■ **TASK DIRECTIONS**:
In the text on Hintertux and the Tux valley, in what year did Hintertux merge with Lanersbach and the mining office of Lämperbichl to form the parish of Tux?

In Hintertux are the highest thermal baths in Europe, with their various mineral springs. In the immediate vicinity of the Spannagelhaus lies the Spannagel Cave, that is over 10 km long and the largest natural cave in the Austrian Central Alps. The cave is under a preservation order and may only be visited as part of a guided tour.

At the Tuxer Ferner glacier is an all-season skiing area with a large number of lifts. The place is the base for many walks and high Alpine tours. The Hintertux Glacier Ski Region (Skigebiet Hintertuxer Gletscher) belongs to the Zillertal 3000 ski region and is a popular with skiers in summer as well as winter.

Hintertux has a population of 178 (as at: 2006). Until 1926 it belonged to the parish of Schmirn am Brenner.

=== Neighbouring parishes ===
Finkenberg, Hippach, Kolsassberg, Navis, Schmirn, Schwendau, Wattenberg, Weerberg

== History ==
The Tuxer valley was first mentioned in the records in 1280.

The Tuxer valley was discovered in prehistoric times as evinced by various finds from the middle Stone Age. The first settlers in the valley were probably Breuni, who came from the Raeti tribe and settled in the Wipptal.

Shepherds and miners also settled the valley, migrating over the Tuxer Joch from the Schmirn valley and cultivating it by clearing forests. In 889 the Tux valley, along with other parts of the Zillertal, went to the Archdiocese of Salzburg. In 1280 the name Tux (Tukkes) was first mentioned in the records. Originally referring to pure water, the term was adopted as the name of the valley. It is probably derived from the Indo-Germanic root, teg, which means "running, "flowing" or "melting away". The first farms were of the Schwaighof type and had to pay their taxes in kind e.g. in livestock.

The remotest valley between Lanersbach and Hintertux was, until 1438, a fief of the court of Matrei am Brenner and later Steinach am Brenner. Until 1926 Hintertux belonged to the parish of Schmirn. In 1926 Hintertux merged with Lanersbach and the mining office of Lämperbichl (Hauptmannschaft Lämperbichl) to form the parish of Tux.

== Economy ==

=== Agriculture ===
The meadows and alpine pastures in the Tux valley continue to be cultivated even today, albeit most farms only provide a secondary source of income.

■ **PROVIDED MATERIAL**:
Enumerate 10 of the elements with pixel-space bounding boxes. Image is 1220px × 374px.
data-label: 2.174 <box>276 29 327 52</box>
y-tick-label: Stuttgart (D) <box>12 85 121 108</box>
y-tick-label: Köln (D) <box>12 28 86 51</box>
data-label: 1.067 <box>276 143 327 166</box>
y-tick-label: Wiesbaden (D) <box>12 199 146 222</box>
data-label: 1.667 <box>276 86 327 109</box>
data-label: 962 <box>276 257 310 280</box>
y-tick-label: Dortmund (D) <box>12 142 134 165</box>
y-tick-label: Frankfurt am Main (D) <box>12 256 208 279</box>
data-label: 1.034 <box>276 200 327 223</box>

■ **RESULT FOR THIS TASK**:
1926